— TASK BRIEF —
Using the material that follows, identify and copy each line with the string "TRẦN".

— PROVIDED MATERIAL —
========================
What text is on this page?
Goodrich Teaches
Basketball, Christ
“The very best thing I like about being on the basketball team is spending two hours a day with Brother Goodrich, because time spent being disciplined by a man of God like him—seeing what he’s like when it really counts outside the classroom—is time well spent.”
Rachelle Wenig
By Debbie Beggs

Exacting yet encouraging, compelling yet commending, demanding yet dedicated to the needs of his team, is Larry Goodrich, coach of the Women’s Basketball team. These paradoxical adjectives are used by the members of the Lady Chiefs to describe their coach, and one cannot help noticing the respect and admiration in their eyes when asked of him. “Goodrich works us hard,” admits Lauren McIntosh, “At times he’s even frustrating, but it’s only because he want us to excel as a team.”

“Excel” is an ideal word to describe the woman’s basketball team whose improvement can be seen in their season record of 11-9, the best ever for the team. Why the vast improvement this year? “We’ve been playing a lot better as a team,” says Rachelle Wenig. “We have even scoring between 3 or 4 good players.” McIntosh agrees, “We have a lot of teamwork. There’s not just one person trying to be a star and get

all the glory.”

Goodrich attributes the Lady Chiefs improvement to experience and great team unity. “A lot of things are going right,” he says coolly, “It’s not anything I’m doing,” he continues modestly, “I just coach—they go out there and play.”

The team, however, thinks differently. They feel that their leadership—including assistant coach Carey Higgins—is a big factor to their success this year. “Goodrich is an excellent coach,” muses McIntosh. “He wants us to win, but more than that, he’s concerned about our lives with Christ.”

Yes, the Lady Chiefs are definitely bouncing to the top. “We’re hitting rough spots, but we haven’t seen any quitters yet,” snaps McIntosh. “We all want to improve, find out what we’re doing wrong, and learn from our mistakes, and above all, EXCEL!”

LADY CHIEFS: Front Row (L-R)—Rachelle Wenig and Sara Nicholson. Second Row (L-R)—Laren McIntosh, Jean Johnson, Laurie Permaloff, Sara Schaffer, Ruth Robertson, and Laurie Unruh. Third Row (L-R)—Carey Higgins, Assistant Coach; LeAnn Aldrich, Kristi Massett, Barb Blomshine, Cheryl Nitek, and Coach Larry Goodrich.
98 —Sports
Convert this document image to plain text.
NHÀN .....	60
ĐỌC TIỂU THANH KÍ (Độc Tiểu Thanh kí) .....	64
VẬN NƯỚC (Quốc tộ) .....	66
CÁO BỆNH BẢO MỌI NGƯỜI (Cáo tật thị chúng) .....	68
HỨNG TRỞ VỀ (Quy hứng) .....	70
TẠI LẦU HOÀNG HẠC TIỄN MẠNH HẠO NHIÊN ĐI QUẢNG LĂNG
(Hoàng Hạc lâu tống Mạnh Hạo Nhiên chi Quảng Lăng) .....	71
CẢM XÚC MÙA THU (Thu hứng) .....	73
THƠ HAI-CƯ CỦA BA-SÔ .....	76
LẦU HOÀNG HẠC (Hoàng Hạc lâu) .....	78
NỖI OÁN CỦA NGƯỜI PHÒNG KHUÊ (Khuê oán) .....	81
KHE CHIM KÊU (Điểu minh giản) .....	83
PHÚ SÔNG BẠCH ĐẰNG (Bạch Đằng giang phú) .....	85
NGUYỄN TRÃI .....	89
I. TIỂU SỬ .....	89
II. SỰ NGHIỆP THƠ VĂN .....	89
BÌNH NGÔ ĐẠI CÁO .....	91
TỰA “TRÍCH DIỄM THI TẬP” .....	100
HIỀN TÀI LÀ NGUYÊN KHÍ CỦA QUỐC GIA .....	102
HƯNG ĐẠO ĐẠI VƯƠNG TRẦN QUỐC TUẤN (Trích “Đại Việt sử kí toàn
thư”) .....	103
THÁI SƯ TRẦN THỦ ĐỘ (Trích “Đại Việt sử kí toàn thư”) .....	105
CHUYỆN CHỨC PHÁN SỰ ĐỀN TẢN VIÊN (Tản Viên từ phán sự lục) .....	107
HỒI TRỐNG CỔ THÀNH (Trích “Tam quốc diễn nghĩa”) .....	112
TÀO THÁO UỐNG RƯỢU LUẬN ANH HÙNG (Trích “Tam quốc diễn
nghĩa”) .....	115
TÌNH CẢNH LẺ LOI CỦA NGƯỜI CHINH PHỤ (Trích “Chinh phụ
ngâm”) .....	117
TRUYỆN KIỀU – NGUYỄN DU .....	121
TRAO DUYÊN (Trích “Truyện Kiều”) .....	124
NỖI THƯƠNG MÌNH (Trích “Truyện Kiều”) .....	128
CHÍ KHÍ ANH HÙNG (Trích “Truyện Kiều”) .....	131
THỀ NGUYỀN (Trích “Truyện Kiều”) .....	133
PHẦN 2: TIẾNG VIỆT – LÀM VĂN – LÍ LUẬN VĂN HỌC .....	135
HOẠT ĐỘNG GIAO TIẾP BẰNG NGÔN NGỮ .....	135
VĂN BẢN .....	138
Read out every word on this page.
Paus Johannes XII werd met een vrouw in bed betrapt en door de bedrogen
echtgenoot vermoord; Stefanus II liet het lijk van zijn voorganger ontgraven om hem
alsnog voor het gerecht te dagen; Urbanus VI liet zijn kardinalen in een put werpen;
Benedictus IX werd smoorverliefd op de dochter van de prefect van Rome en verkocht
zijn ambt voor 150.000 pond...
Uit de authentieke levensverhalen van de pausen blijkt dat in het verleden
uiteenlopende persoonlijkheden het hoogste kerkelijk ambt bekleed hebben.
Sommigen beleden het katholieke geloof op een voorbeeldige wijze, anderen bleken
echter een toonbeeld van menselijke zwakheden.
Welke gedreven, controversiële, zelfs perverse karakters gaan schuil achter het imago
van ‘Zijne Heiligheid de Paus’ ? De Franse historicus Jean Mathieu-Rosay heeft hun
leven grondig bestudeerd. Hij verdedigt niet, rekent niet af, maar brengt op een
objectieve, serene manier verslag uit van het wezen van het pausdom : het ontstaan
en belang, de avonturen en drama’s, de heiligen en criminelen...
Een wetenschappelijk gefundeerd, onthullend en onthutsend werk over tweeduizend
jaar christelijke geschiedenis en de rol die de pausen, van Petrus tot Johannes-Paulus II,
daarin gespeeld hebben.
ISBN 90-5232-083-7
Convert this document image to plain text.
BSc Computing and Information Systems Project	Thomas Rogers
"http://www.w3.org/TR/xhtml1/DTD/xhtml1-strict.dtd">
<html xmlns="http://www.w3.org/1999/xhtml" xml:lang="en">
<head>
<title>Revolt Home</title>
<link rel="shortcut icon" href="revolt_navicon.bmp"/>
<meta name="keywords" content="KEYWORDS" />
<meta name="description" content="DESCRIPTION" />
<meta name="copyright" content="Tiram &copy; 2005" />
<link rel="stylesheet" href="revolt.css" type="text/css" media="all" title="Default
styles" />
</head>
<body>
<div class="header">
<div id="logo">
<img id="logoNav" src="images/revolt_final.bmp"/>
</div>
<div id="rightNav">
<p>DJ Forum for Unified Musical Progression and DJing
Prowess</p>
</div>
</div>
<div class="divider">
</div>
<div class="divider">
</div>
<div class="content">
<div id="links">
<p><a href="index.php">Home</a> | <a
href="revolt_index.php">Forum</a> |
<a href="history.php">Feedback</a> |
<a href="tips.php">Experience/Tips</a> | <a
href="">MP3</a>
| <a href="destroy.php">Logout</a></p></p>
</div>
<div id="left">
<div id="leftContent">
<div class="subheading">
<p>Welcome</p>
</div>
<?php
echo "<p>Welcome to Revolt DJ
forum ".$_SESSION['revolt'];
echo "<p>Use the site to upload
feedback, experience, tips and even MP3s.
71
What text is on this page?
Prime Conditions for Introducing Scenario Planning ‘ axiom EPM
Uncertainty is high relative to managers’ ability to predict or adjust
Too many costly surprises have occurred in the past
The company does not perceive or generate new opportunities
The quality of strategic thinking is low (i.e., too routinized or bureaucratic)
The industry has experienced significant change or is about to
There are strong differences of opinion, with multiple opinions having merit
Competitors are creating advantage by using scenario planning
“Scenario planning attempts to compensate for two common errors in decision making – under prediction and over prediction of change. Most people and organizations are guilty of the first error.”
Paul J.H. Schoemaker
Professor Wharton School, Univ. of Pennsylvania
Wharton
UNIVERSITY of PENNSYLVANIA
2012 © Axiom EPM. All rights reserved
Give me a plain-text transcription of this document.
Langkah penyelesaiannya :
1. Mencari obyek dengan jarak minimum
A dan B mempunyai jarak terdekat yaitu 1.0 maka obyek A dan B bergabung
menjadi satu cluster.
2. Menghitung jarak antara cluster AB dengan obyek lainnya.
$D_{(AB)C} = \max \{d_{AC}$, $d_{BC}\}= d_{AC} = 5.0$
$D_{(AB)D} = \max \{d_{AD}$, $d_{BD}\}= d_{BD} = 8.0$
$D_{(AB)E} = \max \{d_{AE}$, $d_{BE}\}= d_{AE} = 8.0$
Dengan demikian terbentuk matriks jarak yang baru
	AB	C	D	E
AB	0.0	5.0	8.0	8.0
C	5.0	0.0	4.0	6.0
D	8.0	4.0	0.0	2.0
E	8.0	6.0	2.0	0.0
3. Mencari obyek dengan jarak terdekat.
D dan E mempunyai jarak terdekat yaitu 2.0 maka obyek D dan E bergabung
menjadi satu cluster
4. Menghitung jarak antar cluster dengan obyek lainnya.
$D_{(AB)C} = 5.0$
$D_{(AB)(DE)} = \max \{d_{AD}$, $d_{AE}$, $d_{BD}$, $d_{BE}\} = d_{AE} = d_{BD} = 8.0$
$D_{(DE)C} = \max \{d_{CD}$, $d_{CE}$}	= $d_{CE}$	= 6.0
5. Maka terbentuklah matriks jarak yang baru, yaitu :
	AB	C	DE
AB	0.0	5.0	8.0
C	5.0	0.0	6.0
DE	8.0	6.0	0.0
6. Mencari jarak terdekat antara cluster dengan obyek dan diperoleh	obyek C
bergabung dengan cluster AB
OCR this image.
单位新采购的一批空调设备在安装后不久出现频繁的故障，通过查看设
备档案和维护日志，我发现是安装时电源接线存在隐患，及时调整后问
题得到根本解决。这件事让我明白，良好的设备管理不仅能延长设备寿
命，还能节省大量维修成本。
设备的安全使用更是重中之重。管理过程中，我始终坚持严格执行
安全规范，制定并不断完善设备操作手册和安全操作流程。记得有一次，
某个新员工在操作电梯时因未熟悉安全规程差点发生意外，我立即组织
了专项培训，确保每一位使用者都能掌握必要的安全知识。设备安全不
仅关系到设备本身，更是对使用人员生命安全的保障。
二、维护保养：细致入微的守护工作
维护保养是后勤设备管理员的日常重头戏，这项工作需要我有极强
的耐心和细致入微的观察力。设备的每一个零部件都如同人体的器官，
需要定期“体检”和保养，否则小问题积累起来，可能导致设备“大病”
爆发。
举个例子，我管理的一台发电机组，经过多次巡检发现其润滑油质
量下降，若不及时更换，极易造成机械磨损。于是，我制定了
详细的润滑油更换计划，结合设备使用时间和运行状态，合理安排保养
========================
— FINISHED ANSWER —
HƯNG ĐẠO ĐẠI VƯƠNG TRẦN QUỐC TUẤN (Trích “Đại Việt sử kí toàn
THÁI SƯ TRẦN THỦ ĐỘ (Trích “Đại Việt sử kí toàn thư”) .....	105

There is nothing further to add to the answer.